Task description: Pick out and copy every line below that has the word "title".

╔══

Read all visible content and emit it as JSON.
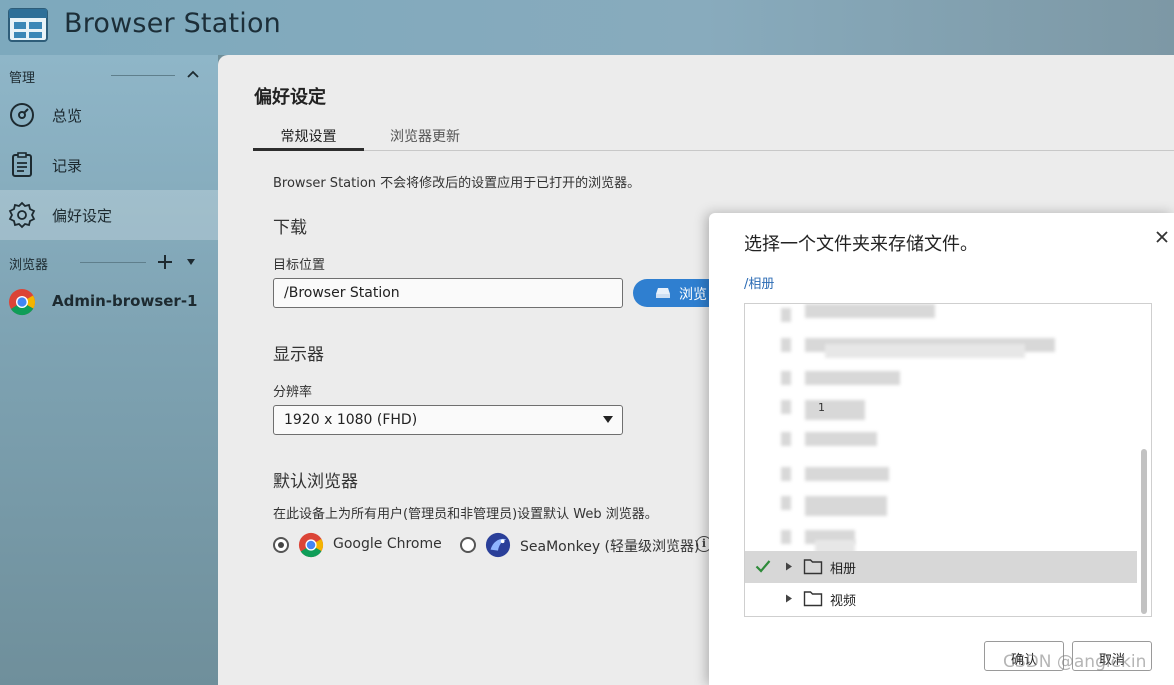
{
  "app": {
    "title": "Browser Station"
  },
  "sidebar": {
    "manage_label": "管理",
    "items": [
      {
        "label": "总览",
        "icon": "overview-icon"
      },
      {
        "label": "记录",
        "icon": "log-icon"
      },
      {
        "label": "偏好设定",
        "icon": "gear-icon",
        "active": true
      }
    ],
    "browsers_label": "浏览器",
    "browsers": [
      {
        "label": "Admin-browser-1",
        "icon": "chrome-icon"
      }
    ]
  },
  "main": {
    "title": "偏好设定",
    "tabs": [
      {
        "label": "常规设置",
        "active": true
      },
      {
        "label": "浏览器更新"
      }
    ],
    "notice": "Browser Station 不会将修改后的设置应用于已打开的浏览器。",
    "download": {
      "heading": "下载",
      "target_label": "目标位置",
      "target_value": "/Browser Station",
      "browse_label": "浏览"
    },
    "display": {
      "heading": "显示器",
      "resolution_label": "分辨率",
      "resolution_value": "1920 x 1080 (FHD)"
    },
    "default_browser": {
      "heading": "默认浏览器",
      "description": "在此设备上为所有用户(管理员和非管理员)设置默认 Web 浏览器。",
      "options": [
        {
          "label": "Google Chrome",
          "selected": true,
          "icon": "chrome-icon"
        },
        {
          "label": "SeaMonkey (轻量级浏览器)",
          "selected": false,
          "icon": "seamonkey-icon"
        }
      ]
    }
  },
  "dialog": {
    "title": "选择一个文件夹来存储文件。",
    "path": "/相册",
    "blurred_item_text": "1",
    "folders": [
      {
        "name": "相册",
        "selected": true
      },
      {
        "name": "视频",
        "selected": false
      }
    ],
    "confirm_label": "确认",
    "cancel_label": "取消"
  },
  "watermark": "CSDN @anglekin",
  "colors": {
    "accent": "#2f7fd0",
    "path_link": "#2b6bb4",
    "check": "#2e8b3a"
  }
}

╚══
╔══

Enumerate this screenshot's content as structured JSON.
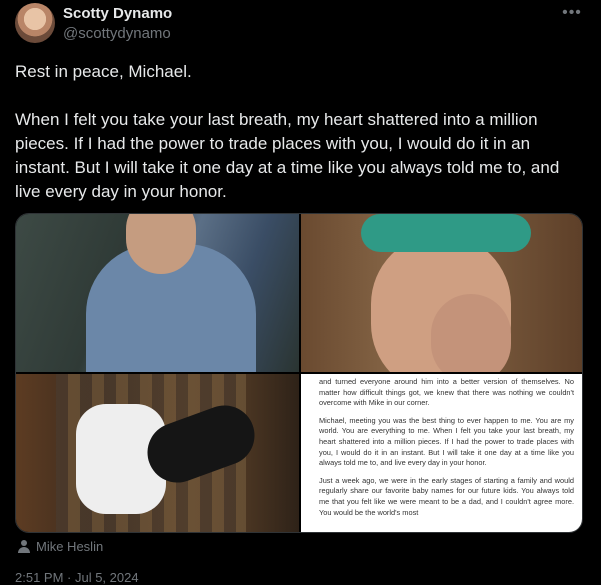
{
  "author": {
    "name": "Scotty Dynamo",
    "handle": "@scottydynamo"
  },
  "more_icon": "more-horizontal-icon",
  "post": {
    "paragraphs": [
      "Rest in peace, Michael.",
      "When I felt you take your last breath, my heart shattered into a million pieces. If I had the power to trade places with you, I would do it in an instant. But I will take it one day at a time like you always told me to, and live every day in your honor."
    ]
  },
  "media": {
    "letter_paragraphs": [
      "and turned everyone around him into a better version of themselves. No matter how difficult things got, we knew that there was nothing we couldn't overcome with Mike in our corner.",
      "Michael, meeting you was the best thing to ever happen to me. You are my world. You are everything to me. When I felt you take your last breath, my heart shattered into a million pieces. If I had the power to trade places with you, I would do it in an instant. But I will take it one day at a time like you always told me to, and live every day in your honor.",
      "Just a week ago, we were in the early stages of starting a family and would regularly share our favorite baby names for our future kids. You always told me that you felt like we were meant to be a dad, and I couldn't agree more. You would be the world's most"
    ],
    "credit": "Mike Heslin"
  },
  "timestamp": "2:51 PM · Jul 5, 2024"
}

╚══

Result for this exercise:
    "title": "Browser Station"
    "title": "偏好设定",
    "title": "选择一个文件夹来存储文件。",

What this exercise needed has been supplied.